:: Work instructions ::
Output all lines exactly, with nothing added or dropped.

========================================================================

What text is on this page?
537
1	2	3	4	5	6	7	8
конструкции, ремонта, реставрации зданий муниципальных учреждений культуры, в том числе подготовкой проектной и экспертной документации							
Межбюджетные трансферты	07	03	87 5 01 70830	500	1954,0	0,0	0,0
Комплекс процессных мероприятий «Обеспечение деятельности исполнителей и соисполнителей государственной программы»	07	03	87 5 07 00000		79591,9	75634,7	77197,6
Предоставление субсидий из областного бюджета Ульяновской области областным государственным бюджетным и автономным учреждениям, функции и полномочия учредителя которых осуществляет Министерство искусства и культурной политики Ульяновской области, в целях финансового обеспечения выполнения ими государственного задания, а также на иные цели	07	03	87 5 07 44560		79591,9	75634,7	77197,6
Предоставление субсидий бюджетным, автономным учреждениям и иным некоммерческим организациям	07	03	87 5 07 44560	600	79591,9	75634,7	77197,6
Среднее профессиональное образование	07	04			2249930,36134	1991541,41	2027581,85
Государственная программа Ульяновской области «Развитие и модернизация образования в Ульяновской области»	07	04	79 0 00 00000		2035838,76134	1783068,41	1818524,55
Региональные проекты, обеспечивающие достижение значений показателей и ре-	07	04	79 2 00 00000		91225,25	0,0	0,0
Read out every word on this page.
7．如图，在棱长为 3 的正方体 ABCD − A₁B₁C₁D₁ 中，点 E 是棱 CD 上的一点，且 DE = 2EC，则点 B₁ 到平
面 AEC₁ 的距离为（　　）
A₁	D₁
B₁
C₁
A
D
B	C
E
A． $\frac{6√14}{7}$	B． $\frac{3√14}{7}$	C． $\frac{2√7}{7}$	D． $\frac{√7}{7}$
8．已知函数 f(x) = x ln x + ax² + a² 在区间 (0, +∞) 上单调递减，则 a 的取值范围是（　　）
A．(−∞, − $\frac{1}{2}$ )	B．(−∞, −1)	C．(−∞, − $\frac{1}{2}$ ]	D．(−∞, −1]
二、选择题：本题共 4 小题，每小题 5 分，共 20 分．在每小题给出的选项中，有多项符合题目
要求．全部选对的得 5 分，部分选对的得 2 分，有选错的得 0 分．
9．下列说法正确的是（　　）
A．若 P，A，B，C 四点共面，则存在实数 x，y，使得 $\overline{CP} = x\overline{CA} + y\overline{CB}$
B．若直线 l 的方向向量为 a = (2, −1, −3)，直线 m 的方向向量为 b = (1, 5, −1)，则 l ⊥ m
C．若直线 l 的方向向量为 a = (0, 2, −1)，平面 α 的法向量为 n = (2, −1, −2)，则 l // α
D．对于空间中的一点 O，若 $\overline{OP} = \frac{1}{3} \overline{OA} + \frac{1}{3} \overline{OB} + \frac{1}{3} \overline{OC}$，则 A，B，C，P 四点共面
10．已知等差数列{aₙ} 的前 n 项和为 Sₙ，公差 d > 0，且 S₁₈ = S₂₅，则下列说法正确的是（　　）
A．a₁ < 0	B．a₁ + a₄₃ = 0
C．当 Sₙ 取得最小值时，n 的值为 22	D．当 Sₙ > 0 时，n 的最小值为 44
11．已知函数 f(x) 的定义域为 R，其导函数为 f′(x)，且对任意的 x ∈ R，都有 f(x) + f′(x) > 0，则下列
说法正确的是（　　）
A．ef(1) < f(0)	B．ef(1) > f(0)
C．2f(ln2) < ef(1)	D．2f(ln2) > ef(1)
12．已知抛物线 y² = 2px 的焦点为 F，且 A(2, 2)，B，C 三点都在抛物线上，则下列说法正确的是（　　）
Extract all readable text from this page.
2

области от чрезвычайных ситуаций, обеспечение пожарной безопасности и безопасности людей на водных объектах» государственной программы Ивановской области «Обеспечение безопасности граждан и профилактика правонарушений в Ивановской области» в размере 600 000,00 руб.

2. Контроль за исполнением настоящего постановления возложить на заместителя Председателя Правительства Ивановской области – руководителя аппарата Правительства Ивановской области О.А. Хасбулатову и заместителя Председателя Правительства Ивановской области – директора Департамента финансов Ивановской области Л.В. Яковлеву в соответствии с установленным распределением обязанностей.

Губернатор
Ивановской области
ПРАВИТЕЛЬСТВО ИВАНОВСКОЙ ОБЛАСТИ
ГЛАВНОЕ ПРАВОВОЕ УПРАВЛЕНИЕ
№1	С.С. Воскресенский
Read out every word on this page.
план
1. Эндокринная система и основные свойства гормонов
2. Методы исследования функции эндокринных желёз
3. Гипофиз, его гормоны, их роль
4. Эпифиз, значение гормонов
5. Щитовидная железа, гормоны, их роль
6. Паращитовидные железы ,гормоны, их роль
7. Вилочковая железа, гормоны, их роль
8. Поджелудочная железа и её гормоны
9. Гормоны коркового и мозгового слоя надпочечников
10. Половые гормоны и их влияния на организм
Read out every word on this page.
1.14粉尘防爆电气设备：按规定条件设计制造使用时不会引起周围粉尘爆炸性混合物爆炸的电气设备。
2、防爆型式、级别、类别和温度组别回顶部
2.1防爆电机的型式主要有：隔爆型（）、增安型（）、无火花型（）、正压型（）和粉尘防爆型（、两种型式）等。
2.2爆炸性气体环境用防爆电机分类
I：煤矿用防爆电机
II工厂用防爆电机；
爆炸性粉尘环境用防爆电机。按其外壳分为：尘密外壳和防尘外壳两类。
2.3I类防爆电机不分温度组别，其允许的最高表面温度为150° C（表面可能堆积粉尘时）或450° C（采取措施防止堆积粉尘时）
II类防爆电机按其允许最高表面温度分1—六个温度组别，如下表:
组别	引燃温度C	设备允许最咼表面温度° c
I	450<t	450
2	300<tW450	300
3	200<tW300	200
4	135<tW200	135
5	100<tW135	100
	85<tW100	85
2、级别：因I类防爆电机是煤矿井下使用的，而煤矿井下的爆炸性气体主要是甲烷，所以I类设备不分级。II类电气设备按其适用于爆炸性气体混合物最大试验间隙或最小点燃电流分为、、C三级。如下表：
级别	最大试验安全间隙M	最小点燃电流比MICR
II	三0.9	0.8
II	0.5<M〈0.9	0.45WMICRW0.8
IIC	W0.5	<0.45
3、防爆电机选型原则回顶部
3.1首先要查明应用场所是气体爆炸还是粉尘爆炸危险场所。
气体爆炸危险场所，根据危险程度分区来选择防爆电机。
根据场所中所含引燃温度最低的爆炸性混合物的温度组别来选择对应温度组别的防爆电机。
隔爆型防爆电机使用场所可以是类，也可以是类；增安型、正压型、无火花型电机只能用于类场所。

========================================================================

:: Written response ::
What text is on this page?
537
1	2	3	4	5	6	7	8
конструкции, ремонта, реставрации зданий муниципальных учреждений культуры, в том числе подготовкой проектной и экспертной документации							
Межбюджетные трансферты	07	03	87 5 01 70830	500	1954,0	0,0	0,0
Комплекс процессных мероприятий «Обеспечение деятельности исполнителей и соисполнителей государственной программы»	07	03	87 5 07 00000		79591,9	75634,7	77197,6
Предоставление субсидий из областного бюджета Ульяновской области областным государственным бюджетным и автономным учреждениям, функции и полномочия учредителя которых осуществляет Министерство искусства и культурной политики Ульяновской области, в целях финансового обеспечения выполнения ими государственного задания, а также на иные цели	07	03	87 5 07 44560		79591,9	75634,7	77197,6
Предоставление субсидий бюджетным, автономным учреждениям и иным некоммерческим организациям	07	03	87 5 07 44560	600	79591,9	75634,7	77197,6
Среднее профессиональное образование	07	04			2249930,36134	1991541,41	2027581,85
Государственная программа Ульяновской области «Развитие и модернизация образования в Ульяновской области»	07	04	79 0 00 00000		2035838,76134	1783068,41	1818524,55
Региональные проекты, обеспечивающие достижение значений показателей и ре-	07	04	79 2 00 00000		91225,25	0,0	0,0
Read out every word on this page.
7．如图，在棱长为 3 的正方体 ABCD − A₁B₁C₁D₁ 中，点 E 是棱 CD 上的一点，且 DE = 2EC，则点 B₁ 到平
面 AEC₁ 的距离为（　　）
A₁	D₁
B₁
C₁
A
D
B	C
E
A． $\frac{6√14}{7}$	B． $\frac{3√14}{7}$	C． $\frac{2√7}{7}$	D． $\frac{√7}{7}$
8．已知函数 f(x) = x ln x + ax² + a² 在区间 (0, +∞) 上单调递减，则 a 的取值范围是（　　）
A．(−∞, − $\frac{1}{2}$ )	B．(−∞, −1)	C．(−∞, − $\frac{1}{2}$ ]	D．(−∞, −1]
二、选择题：本题共 4 小题，每小题 5 分，共 20 分．在每小题给出的选项中，有多项符合题目
要求．全部选对的得 5 分，部分选对的得 2 分，有选错的得 0 分．
9．下列说法正确的是（　　）
A．若 P，A，B，C 四点共面，则存在实数 x，y，使得 $\overline{CP} = x\overline{CA} + y\overline{CB}$
B．若直线 l 的方向向量为 a = (2, −1, −3)，直线 m 的方向向量为 b = (1, 5, −1)，则 l ⊥ m
C．若直线 l 的方向向量为 a = (0, 2, −1)，平面 α 的法向量为 n = (2, −1, −2)，则 l // α
D．对于空间中的一点 O，若 $\overline{OP} = \frac{1}{3} \overline{OA} + \frac{1}{3} \overline{OB} + \frac{1}{3} \overline{OC}$，则 A，B，C，P 四点共面
10．已知等差数列{aₙ} 的前 n 项和为 Sₙ，公差 d > 0，且 S₁₈ = S₂₅，则下列说法正确的是（　　）
A．a₁ < 0	B．a₁ + a₄₃ = 0
C．当 Sₙ 取得最小值时，n 的值为 22	D．当 Sₙ > 0 时，n 的最小值为 44
11．已知函数 f(x) 的定义域为 R，其导函数为 f′(x)，且对任意的 x ∈ R，都有 f(x) + f′(x) > 0，则下列
说法正确的是（　　）
A．ef(1) < f(0)	B．ef(1) > f(0)
C．2f(ln2) < ef(1)	D．2f(ln2) > ef(1)
12．已知抛物线 y² = 2px 的焦点为 F，且 A(2, 2)，B，C 三点都在抛物线上，则下列说法正确的是（　　）
Extract all readable text from this page.
2

области от чрезвычайных ситуаций, обеспечение пожарной безопасности и безопасности людей на водных объектах» государственной программы Ивановской области «Обеспечение безопасности граждан и профилактика правонарушений в Ивановской области» в размере 600 000,00 руб.

2. Контроль за исполнением настоящего постановления возложить на заместителя Председателя Правительства Ивановской области – руководителя аппарата Правительства Ивановской области О.А. Хасбулатову и заместителя Председателя Правительства Ивановской области – директора Департамента финансов Ивановской области Л.В. Яковлеву в соответствии с установленным распределением обязанностей.

Губернатор
Ивановской области
ПРАВИТЕЛЬСТВО ИВАНОВСКОЙ ОБЛАСТИ
ГЛАВНОЕ ПРАВОВОЕ УПРАВЛЕНИЕ
№1	С.С. Воскресенский
Read out every word on this page.
план
1. Эндокринная система и основные свойства гормонов
2. Методы исследования функции эндокринных желёз
3. Гипофиз, его гормоны, их роль
4. Эпифиз, значение гормонов
5. Щитовидная железа, гормоны, их роль
6. Паращитовидные железы ,гормоны, их роль
7. Вилочковая железа, гормоны, их роль
8. Поджелудочная железа и её гормоны
9. Гормоны коркового и мозгового слоя надпочечников
10. Половые гормоны и их влияния на организм
Read out every word on this page.
1.14粉尘防爆电气设备：按规定条件设计制造使用时不会引起周围粉尘爆炸性混合物爆炸的电气设备。
2、防爆型式、级别、类别和温度组别回顶部
2.1防爆电机的型式主要有：隔爆型（）、增安型（）、无火花型（）、正压型（）和粉尘防爆型（、两种型式）等。
2.2爆炸性气体环境用防爆电机分类
I：煤矿用防爆电机
II工厂用防爆电机；
爆炸性粉尘环境用防爆电机。按其外壳分为：尘密外壳和防尘外壳两类。
2.3I类防爆电机不分温度组别，其允许的最高表面温度为150° C（表面可能堆积粉尘时）或450° C（采取措施防止堆积粉尘时）
II类防爆电机按其允许最高表面温度分1—六个温度组别，如下表:
组别	引燃温度C	设备允许最咼表面温度° c
I	450<t	450
2	300<tW450	300
3	200<tW300	200
4	135<tW200	135
5	100<tW135	100
	85<tW100	85
2、级别：因I类防爆电机是煤矿井下使用的，而煤矿井下的爆炸性气体主要是甲烷，所以I类设备不分级。II类电气设备按其适用于爆炸性气体混合物最大试验间隙或最小点燃电流分为、、C三级。如下表：
级别	最大试验安全间隙M	最小点燃电流比MICR
II	三0.9	0.8
II	0.5<M〈0.9	0.45WMICRW0.8
IIC	W0.5	<0.45
3、防爆电机选型原则回顶部
3.1首先要查明应用场所是气体爆炸还是粉尘爆炸危险场所。
气体爆炸危险场所，根据危险程度分区来选择防爆电机。
根据场所中所含引燃温度最低的爆炸性混合物的温度组别来选择对应温度组别的防爆电机。
隔爆型防爆电机使用场所可以是类，也可以是类；增安型、正压型、无火花型电机只能用于类场所。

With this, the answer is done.